* [Exercise brief] Lines holding the string "title" are the ones to copy; find them all in the data.

Dataset entries on figures

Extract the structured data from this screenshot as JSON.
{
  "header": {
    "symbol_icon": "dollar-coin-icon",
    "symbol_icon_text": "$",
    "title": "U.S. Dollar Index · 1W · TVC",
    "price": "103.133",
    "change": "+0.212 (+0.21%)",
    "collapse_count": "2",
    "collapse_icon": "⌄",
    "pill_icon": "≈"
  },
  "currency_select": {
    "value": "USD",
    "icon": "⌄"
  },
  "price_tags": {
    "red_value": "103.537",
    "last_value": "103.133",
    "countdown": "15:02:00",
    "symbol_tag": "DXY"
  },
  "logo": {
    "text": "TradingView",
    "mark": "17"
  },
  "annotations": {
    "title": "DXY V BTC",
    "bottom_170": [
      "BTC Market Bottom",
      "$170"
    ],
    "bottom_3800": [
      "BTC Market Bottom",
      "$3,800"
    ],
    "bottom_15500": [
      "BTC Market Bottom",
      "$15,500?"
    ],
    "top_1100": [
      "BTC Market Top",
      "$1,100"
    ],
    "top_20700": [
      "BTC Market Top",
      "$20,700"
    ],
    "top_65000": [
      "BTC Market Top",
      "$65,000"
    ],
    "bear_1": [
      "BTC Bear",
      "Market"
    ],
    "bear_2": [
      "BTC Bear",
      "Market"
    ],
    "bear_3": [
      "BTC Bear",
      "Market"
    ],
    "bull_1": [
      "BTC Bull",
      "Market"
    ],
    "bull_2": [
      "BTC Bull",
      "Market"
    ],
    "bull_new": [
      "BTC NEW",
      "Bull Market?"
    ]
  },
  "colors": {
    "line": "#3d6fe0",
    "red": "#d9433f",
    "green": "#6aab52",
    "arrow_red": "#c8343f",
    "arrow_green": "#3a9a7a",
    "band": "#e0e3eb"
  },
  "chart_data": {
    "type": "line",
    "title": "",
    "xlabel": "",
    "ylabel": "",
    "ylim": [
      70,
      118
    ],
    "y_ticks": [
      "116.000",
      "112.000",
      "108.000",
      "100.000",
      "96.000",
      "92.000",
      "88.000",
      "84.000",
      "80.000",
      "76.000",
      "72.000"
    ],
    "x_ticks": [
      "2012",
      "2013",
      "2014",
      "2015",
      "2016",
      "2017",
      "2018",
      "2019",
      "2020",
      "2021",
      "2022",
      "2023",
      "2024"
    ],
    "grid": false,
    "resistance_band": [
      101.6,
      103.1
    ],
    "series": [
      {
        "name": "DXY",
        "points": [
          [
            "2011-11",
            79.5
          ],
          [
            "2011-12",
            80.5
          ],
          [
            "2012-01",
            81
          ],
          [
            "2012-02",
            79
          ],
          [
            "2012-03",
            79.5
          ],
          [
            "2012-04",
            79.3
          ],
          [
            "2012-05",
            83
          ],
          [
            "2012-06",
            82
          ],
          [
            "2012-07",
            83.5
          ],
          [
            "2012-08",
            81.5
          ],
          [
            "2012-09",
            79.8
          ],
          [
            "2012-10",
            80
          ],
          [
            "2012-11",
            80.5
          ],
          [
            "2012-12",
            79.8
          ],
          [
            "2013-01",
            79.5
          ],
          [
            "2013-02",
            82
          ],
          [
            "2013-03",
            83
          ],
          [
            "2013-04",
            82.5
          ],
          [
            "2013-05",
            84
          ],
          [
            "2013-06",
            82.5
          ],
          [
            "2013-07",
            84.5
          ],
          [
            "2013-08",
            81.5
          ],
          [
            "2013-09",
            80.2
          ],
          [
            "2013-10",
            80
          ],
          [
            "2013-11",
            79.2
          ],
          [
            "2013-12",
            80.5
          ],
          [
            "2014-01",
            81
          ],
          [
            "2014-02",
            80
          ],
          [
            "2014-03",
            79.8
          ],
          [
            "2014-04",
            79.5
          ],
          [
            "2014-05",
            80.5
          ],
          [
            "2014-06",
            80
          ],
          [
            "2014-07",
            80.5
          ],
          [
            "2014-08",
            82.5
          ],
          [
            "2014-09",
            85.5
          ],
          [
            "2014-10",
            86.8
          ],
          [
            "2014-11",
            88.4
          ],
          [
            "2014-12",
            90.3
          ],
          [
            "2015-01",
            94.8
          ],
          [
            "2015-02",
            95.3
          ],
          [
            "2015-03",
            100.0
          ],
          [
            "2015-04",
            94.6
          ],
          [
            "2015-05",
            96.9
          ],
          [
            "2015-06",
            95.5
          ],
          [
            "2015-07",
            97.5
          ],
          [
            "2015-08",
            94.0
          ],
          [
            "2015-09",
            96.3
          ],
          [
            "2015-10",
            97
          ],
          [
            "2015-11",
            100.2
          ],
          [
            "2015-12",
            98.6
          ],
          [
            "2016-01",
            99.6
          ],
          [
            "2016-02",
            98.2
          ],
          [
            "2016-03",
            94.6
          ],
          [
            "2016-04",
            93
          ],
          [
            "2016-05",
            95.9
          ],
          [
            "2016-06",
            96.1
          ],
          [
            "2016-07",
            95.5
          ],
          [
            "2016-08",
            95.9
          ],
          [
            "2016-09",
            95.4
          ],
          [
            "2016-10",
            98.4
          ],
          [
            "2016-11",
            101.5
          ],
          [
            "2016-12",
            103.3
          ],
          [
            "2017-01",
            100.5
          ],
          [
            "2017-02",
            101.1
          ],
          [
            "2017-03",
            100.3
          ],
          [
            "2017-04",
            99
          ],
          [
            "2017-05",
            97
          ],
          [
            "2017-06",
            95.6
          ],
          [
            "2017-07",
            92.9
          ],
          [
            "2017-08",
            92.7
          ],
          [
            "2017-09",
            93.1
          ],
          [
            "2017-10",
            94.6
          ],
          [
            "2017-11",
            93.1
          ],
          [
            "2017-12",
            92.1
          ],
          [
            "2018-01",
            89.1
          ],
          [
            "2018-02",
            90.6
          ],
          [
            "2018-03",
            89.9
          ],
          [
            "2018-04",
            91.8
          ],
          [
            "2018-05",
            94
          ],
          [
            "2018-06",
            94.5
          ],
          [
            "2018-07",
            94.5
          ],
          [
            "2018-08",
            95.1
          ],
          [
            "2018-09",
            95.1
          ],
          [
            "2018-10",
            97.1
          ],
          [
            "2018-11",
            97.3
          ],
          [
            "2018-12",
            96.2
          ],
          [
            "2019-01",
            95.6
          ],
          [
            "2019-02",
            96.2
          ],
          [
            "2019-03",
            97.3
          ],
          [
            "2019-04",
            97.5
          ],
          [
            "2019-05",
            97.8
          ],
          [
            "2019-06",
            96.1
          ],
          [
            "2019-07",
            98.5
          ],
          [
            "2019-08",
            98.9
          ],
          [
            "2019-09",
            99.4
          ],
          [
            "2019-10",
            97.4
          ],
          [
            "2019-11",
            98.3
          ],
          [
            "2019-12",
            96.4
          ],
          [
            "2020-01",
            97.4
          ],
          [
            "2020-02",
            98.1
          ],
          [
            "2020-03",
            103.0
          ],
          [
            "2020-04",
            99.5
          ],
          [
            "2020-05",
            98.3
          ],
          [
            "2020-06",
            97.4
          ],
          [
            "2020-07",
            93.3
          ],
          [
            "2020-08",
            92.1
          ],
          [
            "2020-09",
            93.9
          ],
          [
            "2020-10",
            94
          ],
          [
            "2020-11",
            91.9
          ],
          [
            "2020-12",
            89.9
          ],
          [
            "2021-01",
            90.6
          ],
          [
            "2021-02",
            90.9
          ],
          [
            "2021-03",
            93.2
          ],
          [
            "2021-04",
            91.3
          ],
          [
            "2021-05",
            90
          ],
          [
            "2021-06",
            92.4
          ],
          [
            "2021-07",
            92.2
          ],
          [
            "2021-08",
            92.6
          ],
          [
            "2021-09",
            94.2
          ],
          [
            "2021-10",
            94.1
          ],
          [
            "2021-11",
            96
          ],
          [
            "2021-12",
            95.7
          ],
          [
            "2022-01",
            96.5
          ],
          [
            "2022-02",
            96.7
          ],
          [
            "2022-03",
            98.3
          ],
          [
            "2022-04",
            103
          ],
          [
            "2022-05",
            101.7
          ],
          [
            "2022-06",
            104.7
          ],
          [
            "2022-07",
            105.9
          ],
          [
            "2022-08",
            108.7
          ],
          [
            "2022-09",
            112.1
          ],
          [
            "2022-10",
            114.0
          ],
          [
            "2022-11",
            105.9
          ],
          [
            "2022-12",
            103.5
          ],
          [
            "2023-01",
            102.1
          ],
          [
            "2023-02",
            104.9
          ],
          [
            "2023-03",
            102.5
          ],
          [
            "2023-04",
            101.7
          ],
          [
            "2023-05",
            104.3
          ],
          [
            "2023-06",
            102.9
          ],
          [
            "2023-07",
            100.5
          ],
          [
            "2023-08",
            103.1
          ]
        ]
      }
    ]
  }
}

* [Full response]
    "title": "U.S. Dollar Index · 1W · TVC",
    "title": "DXY V BTC",
    "title": "",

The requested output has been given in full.